• [TASK] Make an exact copy of the entries below.

• [MATERIAL PROVIDED]

====

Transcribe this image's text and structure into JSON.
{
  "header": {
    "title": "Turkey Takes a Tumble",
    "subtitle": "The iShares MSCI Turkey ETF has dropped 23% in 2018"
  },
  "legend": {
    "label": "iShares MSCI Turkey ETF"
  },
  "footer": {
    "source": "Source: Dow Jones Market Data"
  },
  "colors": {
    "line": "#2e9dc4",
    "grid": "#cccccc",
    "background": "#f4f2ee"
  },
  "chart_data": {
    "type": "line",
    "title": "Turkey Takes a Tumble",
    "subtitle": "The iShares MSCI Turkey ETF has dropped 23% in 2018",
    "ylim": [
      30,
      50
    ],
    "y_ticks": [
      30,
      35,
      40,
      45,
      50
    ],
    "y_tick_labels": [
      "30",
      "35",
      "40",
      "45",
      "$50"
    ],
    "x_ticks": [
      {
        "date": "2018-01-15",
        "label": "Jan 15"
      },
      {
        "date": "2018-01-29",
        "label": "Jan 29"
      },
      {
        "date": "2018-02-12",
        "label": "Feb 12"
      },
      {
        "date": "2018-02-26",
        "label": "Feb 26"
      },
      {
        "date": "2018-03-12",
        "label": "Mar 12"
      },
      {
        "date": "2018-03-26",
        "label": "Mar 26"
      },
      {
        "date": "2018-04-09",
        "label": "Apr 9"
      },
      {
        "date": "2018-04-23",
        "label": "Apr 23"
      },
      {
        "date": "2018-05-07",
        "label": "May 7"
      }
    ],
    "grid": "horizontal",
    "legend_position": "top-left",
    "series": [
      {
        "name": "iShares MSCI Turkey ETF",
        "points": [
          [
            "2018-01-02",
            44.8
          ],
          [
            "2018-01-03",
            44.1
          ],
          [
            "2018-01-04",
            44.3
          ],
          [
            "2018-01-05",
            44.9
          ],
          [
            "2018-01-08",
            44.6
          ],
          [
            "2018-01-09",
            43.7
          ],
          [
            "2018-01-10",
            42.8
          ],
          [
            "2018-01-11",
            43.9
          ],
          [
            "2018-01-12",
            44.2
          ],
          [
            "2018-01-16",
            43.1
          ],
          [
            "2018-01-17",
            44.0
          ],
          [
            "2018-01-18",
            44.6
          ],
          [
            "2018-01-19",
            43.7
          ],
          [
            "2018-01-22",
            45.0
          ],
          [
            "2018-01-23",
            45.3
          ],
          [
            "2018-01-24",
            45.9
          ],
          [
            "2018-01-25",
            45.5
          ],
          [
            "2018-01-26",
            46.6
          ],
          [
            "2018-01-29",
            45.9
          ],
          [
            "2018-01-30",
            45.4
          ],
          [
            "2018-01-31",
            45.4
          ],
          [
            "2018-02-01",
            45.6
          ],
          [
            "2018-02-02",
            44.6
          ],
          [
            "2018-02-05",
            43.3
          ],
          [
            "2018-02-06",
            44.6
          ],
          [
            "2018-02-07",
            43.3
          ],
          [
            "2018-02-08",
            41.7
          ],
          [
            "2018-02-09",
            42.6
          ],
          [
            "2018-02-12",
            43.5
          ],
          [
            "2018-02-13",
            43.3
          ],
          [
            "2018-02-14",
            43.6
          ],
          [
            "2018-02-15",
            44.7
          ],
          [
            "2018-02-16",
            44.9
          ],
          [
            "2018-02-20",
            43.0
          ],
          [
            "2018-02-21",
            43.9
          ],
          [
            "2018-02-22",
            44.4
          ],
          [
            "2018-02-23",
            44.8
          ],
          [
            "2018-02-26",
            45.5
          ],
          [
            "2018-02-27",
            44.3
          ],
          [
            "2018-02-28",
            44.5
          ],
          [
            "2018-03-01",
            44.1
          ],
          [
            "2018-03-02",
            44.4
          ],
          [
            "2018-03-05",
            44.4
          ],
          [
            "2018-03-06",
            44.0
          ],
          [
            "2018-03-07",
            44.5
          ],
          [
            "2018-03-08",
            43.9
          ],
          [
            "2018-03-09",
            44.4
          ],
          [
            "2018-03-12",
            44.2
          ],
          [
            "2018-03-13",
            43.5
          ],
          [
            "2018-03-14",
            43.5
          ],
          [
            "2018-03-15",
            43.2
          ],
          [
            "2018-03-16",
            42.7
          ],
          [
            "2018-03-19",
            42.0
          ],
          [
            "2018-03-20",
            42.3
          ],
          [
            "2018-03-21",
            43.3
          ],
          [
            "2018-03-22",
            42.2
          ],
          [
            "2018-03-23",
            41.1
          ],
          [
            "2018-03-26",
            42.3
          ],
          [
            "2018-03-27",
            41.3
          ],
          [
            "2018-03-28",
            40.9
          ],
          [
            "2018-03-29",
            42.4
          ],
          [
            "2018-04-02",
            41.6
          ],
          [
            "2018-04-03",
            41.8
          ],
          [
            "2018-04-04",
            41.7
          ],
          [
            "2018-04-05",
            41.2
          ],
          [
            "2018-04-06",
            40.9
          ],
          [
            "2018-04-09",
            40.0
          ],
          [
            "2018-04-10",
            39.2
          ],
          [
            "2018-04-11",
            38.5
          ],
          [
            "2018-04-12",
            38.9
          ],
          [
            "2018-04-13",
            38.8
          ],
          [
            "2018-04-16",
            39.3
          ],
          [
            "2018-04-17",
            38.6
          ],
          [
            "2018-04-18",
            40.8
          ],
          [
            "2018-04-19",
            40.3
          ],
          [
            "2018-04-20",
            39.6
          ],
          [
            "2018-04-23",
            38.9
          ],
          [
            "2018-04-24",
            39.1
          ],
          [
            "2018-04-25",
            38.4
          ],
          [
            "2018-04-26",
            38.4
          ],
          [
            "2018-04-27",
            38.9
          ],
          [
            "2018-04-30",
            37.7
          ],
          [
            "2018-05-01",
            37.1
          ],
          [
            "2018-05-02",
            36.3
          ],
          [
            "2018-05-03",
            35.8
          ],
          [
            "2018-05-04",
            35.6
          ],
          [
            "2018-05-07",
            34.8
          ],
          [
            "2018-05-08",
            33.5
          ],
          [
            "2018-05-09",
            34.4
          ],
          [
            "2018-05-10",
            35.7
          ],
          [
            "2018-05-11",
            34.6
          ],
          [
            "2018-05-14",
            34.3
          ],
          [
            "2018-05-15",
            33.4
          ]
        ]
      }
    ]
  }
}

====

• [RESPONSE TO THE EXERCISE]
Transcribe this image's text and structure into JSON.
{
  "header": {
    "title": "Turkey Takes a Tumble",
    "subtitle": "The iShares MSCI Turkey ETF has dropped 23% in 2018"
  },
  "legend": {
    "label": "iShares MSCI Turkey ETF"
  },
  "footer": {
    "source": "Source: Dow Jones Market Data"
  },
  "colors": {
    "line": "#2e9dc4",
    "grid": "#cccccc",
    "background": "#f4f2ee"
  },
  "chart_data": {
    "type": "line",
    "title": "Turkey Takes a Tumble",
    "subtitle": "The iShares MSCI Turkey ETF has dropped 23% in 2018",
    "ylim": [
      30,
      50
    ],
    "y_ticks": [
      30,
      35,
      40,
      45,
      50
    ],
    "y_tick_labels": [
      "30",
      "35",
      "40",
      "45",
      "$50"
    ],
    "x_ticks": [
      {
        "date": "2018-01-15",
        "label": "Jan 15"
      },
      {
        "date": "2018-01-29",
        "label": "Jan 29"
      },
      {
        "date": "2018-02-12",
        "label": "Feb 12"
      },
      {
        "date": "2018-02-26",
        "label": "Feb 26"
      },
      {
        "date": "2018-03-12",
        "label": "Mar 12"
      },
      {
        "date": "2018-03-26",
        "label": "Mar 26"
      },
      {
        "date": "2018-04-09",
        "label": "Apr 9"
      },
      {
        "date": "2018-04-23",
        "label": "Apr 23"
      },
      {
        "date": "2018-05-07",
        "label": "May 7"
      }
    ],
    "grid": "horizontal",
    "legend_position": "top-left",
    "series": [
      {
        "name": "iShares MSCI Turkey ETF",
        "points": [
          [
            "2018-01-02",
            44.8
          ],
          [
            "2018-01-03",
            44.1
          ],
          [
            "2018-01-04",
            44.3
          ],
          [
            "2018-01-05",
            44.9
          ],
          [
            "2018-01-08",
            44.6
          ],
          [
            "2018-01-09",
            43.7
          ],
          [
            "2018-01-10",
            42.8
          ],
          [
            "2018-01-11",
            43.9
          ],
          [
            "2018-01-12",
            44.2
          ],
          [
            "2018-01-16",
            43.1
          ],
          [
            "2018-01-17",
            44.0
          ],
          [
            "2018-01-18",
            44.6
          ],
          [
            "2018-01-19",
            43.7
          ],
          [
            "2018-01-22",
            45.0
          ],
          [
            "2018-01-23",
            45.3
          ],
          [
            "2018-01-24",
            45.9
          ],
          [
            "2018-01-25",
            45.5
          ],
          [
            "2018-01-26",
            46.6
          ],
          [
            "2018-01-29",
            45.9
          ],
          [
            "2018-01-30",
            45.4
          ],
          [
            "2018-01-31",
            45.4
          ],
          [
            "2018-02-01",
            45.6
          ],
          [
            "2018-02-02",
            44.6
          ],
          [
            "2018-02-05",
            43.3
          ],
          [
            "2018-02-06",
            44.6
          ],
          [
            "2018-02-07",
            43.3
          ],
          [
            "2018-02-08",
            41.7
          ],
          [
            "2018-02-09",
            42.6
          ],
          [
            "2018-02-12",
            43.5
          ],
          [
            "2018-02-13",
            43.3
          ],
          [
            "2018-02-14",
            43.6
          ],
          [
            "2018-02-15",
            44.7
          ],
          [
            "2018-02-16",
            44.9
          ],
          [
            "2018-02-20",
            43.0
          ],
          [
            "2018-02-21",
            43.9
          ],
          [
            "2018-02-22",
            44.4
          ],
          [
            "2018-02-23",
            44.8
          ],
          [
            "2018-02-26",
            45.5
          ],
          [
            "2018-02-27",
            44.3
          ],
          [
            "2018-02-28",
            44.5
          ],
          [
            "2018-03-01",
            44.1
          ],
          [
            "2018-03-02",
            44.4
          ],
          [
            "2018-03-05",
            44.4
          ],
          [
            "2018-03-06",
            44.0
          ],
          [
            "2018-03-07",
            44.5
          ],
          [
            "2018-03-08",
            43.9
          ],
          [
            "2018-03-09",
            44.4
          ],
          [
            "2018-03-12",
            44.2
          ],
          [
            "2018-03-13",
            43.5
          ],
          [
            "2018-03-14",
            43.5
          ],
          [
            "2018-03-15",
            43.2
          ],
          [
            "2018-03-16",
            42.7
          ],
          [
            "2018-03-19",
            42.0
          ],
          [
            "2018-03-20",
            42.3
          ],
          [
            "2018-03-21",
            43.3
          ],
          [
            "2018-03-22",
            42.2
          ],
          [
            "2018-03-23",
            41.1
          ],
          [
            "2018-03-26",
            42.3
          ],
          [
            "2018-03-27",
            41.3
          ],
          [
            "2018-03-28",
            40.9
          ],
          [
            "2018-03-29",
            42.4
          ],
          [
            "2018-04-02",
            41.6
          ],
          [
            "2018-04-03",
            41.8
          ],
          [
            "2018-04-04",
            41.7
          ],
          [
            "2018-04-05",
            41.2
          ],
          [
            "2018-04-06",
            40.9
          ],
          [
            "2018-04-09",
            40.0
          ],
          [
            "2018-04-10",
            39.2
          ],
          [
            "2018-04-11",
            38.5
          ],
          [
            "2018-04-12",
            38.9
          ],
          [
            "2018-04-13",
            38.8
          ],
          [
            "2018-04-16",
            39.3
          ],
          [
            "2018-04-17",
            38.6
          ],
          [
            "2018-04-18",
            40.8
          ],
          [
            "2018-04-19",
            40.3
          ],
          [
            "2018-04-20",
            39.6
          ],
          [
            "2018-04-23",
            38.9
          ],
          [
            "2018-04-24",
            39.1
          ],
          [
            "2018-04-25",
            38.4
          ],
          [
            "2018-04-26",
            38.4
          ],
          [
            "2018-04-27",
            38.9
          ],
          [
            "2018-04-30",
            37.7
          ],
          [
            "2018-05-01",
            37.1
          ],
          [
            "2018-05-02",
            36.3
          ],
          [
            "2018-05-03",
            35.8
          ],
          [
            "2018-05-04",
            35.6
          ],
          [
            "2018-05-07",
            34.8
          ],
          [
            "2018-05-08",
            33.5
          ],
          [
            "2018-05-09",
            34.4
          ],
          [
            "2018-05-10",
            35.7
          ],
          [
            "2018-05-11",
            34.6
          ],
          [
            "2018-05-14",
            34.3
          ],
          [
            "2018-05-15",
            33.4
          ]
        ]
      }
    ]
  }
}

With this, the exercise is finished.